„Die Entführung des Jahrhunderts“: Was wir über Richter Tschaus wissen
Vor knapp vier Monaten wurde Mykola Tschaus, der skandalöse ehemalige Richter des Stadtbezirks Dnipro der Stadt Kyjiw, in der Republik Moldau von drei Personen entführt, von denen zwei wahrscheinlich derzeitige Mitarbeiter des Hauptnachrichtendiensts des ukrainischen Verteidigungsministeriums sind.
Doch am 30. Juli fand man ihn im Dorf Masuriwka im Gebiet Winnyzja. Danach traten zwei Strafverfolgungsbehörden – SBU [Sicherheitsdienst der Ukraine] und NABU [Nationales Anti-Korruptions-Büro der Ukraine] – in eine offene Konfrontation, um das Recht Tschaus festzunehmen.
LB.ua erzählt, wer Mykola Tschaus ist, wer ihn entführt hat und aus welchem Grund und wieso wegen des korrupten Richters ein internationaler Skandal begann.
Dreckig und halbnackt
Am 3. April dieses Jahres wurde der ehemalige Richter Mykola Tschaus moldauischen Medien zufolge von drei Unbekannten in Chișinău entführt. Fast vier Monate später kam er anscheinend selbst zum Dorfrat von Masuriwka, das sich unweit der ukrainisch-moldauischen Grenze befindet.
Der Aussage des Bürgermeisters des Dorfes Waleryj Hrunkiwskyj nach war Tschaus beinahe unbekleidet und erzählte, dass man ihn entführt habe. Die Einheimischen gaben ihm zu essen und zu trinken.

ANGEZEIGTE EINTRÄGE:
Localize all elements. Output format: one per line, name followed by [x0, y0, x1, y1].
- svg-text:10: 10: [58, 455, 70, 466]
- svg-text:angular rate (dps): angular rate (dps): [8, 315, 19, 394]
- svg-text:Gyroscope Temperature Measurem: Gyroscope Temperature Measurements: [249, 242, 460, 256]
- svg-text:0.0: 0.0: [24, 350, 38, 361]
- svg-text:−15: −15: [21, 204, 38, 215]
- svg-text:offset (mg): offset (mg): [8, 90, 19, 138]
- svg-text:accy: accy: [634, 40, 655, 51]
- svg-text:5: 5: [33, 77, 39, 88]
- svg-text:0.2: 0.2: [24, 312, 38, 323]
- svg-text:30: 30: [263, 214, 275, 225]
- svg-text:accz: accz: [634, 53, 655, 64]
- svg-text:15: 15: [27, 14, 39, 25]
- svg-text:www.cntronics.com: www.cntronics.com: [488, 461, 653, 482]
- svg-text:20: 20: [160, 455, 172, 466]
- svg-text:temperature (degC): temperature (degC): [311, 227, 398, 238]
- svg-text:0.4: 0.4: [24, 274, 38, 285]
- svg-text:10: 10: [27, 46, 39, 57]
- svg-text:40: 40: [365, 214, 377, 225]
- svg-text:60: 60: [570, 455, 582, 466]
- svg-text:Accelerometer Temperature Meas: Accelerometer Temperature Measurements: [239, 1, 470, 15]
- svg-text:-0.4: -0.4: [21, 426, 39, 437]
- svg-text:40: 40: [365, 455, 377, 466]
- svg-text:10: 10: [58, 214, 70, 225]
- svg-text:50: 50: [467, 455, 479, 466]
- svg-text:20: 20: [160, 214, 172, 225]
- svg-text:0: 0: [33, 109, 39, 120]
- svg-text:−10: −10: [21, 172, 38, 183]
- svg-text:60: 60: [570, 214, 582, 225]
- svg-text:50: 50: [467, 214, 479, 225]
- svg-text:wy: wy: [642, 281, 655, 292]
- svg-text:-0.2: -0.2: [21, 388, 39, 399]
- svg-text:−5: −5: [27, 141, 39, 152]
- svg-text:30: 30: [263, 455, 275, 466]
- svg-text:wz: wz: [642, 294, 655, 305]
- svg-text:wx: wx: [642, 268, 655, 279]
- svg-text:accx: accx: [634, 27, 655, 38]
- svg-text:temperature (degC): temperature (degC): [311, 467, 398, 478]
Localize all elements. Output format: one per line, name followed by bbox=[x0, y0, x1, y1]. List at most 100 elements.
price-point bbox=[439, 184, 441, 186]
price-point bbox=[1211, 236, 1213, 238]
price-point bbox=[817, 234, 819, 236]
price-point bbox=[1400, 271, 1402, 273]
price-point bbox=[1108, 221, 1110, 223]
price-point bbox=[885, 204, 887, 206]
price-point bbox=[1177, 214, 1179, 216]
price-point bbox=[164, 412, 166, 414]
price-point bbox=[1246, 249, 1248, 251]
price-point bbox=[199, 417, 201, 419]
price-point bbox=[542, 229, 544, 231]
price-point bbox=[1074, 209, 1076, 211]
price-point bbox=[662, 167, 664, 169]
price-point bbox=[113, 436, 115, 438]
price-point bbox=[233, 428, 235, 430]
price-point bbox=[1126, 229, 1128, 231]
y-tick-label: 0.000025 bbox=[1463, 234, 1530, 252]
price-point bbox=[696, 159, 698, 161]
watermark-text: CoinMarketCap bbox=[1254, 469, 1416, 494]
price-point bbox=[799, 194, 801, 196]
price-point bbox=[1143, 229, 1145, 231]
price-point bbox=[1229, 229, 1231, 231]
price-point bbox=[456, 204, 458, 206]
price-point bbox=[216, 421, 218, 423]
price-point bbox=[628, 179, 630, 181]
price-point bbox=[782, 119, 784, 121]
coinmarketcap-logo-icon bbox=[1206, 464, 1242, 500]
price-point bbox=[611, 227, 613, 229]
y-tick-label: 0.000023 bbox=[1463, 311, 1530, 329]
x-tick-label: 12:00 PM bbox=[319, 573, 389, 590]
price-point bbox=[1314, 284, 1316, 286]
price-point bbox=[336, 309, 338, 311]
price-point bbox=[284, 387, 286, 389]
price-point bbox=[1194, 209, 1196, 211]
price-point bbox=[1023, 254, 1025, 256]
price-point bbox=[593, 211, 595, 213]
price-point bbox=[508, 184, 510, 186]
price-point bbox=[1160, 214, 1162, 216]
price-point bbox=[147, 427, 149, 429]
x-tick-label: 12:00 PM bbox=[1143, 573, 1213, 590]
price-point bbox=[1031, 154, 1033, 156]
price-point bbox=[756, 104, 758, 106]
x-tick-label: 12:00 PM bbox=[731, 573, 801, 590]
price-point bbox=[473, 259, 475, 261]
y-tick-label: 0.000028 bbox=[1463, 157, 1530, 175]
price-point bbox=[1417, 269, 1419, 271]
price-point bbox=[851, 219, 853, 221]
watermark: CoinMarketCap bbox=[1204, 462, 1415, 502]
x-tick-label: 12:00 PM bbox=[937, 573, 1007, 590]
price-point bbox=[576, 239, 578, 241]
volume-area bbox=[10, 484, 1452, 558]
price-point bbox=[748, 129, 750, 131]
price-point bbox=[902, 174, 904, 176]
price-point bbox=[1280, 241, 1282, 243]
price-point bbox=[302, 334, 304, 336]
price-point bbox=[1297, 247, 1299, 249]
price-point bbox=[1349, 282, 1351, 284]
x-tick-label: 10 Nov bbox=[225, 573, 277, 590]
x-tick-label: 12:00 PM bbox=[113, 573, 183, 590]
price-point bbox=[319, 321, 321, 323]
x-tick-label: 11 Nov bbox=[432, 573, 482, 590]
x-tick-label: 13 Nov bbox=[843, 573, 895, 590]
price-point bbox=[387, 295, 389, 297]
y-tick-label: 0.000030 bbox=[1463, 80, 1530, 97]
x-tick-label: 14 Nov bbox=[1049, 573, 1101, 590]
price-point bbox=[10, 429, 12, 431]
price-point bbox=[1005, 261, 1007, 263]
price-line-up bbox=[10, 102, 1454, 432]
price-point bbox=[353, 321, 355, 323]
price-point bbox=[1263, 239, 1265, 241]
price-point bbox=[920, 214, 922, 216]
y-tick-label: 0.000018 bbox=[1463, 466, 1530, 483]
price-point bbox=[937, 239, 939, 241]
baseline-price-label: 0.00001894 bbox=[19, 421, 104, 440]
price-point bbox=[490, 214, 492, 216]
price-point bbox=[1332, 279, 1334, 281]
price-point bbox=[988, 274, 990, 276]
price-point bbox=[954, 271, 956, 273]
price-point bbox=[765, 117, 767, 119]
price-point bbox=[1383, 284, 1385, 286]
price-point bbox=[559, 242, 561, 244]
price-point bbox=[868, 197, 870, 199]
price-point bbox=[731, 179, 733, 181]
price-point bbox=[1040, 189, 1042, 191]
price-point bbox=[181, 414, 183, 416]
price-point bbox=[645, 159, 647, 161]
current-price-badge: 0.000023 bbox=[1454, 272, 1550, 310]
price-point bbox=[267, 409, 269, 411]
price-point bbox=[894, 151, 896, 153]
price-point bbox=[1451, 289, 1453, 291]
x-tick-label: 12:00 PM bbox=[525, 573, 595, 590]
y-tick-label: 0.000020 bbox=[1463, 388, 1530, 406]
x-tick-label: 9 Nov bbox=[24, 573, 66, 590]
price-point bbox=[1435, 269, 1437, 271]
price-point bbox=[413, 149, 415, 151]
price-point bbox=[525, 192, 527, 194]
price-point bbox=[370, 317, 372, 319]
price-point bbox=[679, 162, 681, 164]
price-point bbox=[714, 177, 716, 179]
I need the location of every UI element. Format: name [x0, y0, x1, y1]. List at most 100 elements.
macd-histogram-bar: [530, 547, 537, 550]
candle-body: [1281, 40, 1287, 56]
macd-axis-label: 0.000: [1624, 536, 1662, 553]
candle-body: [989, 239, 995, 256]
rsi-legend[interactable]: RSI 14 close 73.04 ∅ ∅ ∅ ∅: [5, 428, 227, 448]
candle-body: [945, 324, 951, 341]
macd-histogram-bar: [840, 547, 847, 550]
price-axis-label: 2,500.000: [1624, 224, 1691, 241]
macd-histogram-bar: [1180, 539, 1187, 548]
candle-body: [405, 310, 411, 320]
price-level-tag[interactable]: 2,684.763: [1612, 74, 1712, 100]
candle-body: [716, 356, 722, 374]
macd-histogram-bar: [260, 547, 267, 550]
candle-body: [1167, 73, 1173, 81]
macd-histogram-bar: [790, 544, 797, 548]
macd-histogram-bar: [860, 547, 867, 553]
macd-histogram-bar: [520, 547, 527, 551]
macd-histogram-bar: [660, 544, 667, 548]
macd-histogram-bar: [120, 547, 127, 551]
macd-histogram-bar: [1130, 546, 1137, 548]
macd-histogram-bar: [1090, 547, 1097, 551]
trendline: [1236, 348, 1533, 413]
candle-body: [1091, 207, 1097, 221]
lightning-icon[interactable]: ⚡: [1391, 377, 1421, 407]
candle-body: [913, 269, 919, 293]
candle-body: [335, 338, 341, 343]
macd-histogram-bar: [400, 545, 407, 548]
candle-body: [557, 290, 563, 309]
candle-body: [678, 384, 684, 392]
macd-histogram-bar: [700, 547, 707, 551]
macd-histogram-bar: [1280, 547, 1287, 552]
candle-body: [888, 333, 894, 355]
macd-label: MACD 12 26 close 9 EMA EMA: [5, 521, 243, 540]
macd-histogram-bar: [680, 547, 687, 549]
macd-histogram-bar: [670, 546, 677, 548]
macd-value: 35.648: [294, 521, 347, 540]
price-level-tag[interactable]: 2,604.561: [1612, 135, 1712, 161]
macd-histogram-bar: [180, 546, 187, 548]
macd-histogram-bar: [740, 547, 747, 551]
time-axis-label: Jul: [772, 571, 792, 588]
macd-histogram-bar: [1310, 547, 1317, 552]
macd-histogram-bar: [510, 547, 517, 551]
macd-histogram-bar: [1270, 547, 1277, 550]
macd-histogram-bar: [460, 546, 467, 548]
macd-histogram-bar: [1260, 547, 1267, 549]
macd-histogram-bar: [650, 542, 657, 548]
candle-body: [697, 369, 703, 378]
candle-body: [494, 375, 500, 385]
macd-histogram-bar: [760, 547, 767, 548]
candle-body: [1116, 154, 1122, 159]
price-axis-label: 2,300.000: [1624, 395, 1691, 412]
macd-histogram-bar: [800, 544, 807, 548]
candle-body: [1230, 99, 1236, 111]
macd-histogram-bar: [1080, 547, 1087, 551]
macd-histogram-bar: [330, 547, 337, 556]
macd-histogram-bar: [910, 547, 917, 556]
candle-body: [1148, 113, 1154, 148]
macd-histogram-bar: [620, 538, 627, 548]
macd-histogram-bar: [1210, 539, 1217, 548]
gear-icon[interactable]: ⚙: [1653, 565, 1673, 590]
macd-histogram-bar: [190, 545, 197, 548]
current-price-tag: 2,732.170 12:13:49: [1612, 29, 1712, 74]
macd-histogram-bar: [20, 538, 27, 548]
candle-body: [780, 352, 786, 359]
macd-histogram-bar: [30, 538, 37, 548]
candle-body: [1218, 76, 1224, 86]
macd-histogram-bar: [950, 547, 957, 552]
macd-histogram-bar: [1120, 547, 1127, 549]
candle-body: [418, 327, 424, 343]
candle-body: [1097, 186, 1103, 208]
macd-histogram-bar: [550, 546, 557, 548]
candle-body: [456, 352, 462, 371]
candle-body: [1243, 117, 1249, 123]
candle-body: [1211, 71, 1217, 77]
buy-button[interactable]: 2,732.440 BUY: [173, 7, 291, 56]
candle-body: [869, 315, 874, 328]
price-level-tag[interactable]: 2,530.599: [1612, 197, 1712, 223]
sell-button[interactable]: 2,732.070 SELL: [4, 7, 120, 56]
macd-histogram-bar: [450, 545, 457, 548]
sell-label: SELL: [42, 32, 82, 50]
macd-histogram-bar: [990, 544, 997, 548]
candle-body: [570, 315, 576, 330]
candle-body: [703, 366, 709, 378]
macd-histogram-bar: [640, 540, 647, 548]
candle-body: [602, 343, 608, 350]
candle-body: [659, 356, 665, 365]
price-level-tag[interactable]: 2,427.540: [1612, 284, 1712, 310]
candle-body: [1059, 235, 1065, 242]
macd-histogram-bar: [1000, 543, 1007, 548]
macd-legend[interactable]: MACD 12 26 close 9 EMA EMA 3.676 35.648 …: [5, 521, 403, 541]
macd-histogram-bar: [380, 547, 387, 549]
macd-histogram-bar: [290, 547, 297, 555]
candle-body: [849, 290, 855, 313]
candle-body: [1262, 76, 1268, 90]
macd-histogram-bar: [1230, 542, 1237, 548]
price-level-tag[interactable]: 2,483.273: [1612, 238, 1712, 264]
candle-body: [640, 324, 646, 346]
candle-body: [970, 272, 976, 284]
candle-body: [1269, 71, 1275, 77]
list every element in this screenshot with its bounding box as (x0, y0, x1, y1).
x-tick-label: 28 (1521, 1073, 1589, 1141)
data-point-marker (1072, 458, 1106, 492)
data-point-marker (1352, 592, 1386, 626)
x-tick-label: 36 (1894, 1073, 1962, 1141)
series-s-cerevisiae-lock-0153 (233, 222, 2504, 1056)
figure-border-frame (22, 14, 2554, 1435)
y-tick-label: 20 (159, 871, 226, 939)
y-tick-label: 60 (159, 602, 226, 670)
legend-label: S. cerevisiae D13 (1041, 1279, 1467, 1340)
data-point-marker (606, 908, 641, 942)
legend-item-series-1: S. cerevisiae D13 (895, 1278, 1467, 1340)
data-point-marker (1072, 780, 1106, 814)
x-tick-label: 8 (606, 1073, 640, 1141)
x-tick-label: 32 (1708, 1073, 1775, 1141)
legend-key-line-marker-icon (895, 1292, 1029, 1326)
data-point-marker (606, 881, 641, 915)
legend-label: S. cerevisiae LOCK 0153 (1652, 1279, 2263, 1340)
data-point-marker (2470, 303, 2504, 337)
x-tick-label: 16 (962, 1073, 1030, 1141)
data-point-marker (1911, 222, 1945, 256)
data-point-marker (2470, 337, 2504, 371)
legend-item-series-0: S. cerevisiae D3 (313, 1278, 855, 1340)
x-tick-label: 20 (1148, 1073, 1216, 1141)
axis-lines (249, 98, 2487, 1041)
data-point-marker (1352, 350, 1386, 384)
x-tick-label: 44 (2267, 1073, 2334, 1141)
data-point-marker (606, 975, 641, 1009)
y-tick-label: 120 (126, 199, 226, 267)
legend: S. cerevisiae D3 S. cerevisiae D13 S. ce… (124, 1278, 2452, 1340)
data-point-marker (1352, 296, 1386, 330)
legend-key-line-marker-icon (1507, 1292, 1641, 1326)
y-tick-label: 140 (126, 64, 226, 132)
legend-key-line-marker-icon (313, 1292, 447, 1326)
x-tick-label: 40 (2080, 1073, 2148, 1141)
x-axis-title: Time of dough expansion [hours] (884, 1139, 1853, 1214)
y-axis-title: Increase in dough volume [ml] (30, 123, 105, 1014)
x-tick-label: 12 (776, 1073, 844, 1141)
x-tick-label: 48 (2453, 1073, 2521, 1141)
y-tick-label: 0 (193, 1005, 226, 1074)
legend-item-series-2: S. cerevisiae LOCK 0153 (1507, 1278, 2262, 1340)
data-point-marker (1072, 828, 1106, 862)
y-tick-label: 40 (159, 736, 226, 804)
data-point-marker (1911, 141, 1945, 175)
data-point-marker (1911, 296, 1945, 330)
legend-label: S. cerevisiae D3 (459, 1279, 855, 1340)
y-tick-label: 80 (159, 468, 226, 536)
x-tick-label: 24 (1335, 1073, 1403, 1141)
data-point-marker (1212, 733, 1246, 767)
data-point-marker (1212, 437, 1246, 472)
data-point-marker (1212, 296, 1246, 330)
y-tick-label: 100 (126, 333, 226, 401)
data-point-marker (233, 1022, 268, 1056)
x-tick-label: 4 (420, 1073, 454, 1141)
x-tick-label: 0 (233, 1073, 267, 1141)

AUFGABENSTELLUNG:
[a] Geben Sie die Einträge vom Anfang bis einschließlich der Zeile mit "- svg-text:40: 40: [365, 214, 377, 225]" unverändert aus.
[b] Führen Sie den Artikel über Mykola Tschaus im Anschluss an seinen letzten Satz fort.
Die Einträge haben mit dem Artikel über Mykola Tschaus nichts zu tun.

LÖSUNGEN:
[a]
Localize all elements. Output format: one per line, name followed by [x0, y0, x1, y1].
- svg-text:10: 10: [58, 455, 70, 466]
- svg-text:angular rate (dps): angular rate (dps): [8, 315, 19, 394]
- svg-text:Gyroscope Temperature Measurem: Gyroscope Temperature Measurements: [249, 242, 460, 256]
- svg-text:0.0: 0.0: [24, 350, 38, 361]
- svg-text:−15: −15: [21, 204, 38, 215]
- svg-text:offset (mg): offset (mg): [8, 90, 19, 138]
- svg-text:accy: accy: [634, 40, 655, 51]
- svg-text:5: 5: [33, 77, 39, 88]
- svg-text:0.2: 0.2: [24, 312, 38, 323]
- svg-text:30: 30: [263, 214, 275, 225]
- svg-text:accz: accz: [634, 53, 655, 64]
- svg-text:15: 15: [27, 14, 39, 25]
- svg-text:www.cntronics.com: www.cntronics.com: [488, 461, 653, 482]
- svg-text:20: 20: [160, 455, 172, 466]
- svg-text:temperature (degC): temperature (degC): [311, 227, 398, 238]
- svg-text:0.4: 0.4: [24, 274, 38, 285]
- svg-text:10: 10: [27, 46, 39, 57]
- svg-text:40: 40: [365, 214, 377, 225]

[b]
„Er kam in Shorts an – ganz schmutzig war er – und mit nacktem Oberkörper. Wir haben ihm zu essen gegeben, weil er Hunger hatte“, erzählte Hrunkiwskyj.
Die Polizisten, die in Masuriwka eintrafen, stellten klar, dass sie vom Dorfvorsteher eine Benachrichtigung über den Aufenthaltsort von Tschaus erhalten haben. Danach trafen SBU-Mitarbeiter vor Ort ein und brachten ihn nach Kyjiw. Das bestätigte der Anwalt des Ex-Richters Rostyslaw Krawez beim Fernsehsender „Prjamyj“.
„Es wurde angemerkt, dass man ihn zum SBU nach Kyjiw bringt. Doch die NABU-Ermittler wussten das bereits“, sagte der Anwalt.
Gleichzeitig betonte der Anwalt, er wisse momentan nicht, nach welchem Paragrafen Tschaus angeklagt werde; die Situation kann sich also drastisch ändern.
„Dann wird ihn höchstwahrscheinlich der SBU herbringen, und abhängig davon, welche Artikel des Strafgesetzbuches man in Betracht zieht … Heute kann ich nur davon ausgehen, dass er für die Entscheidung über die Sicherungshaft prinzipiell vor das Antikorruptionsgericht gebracht werden sollte“, erklärte Rostyslaw Krawez.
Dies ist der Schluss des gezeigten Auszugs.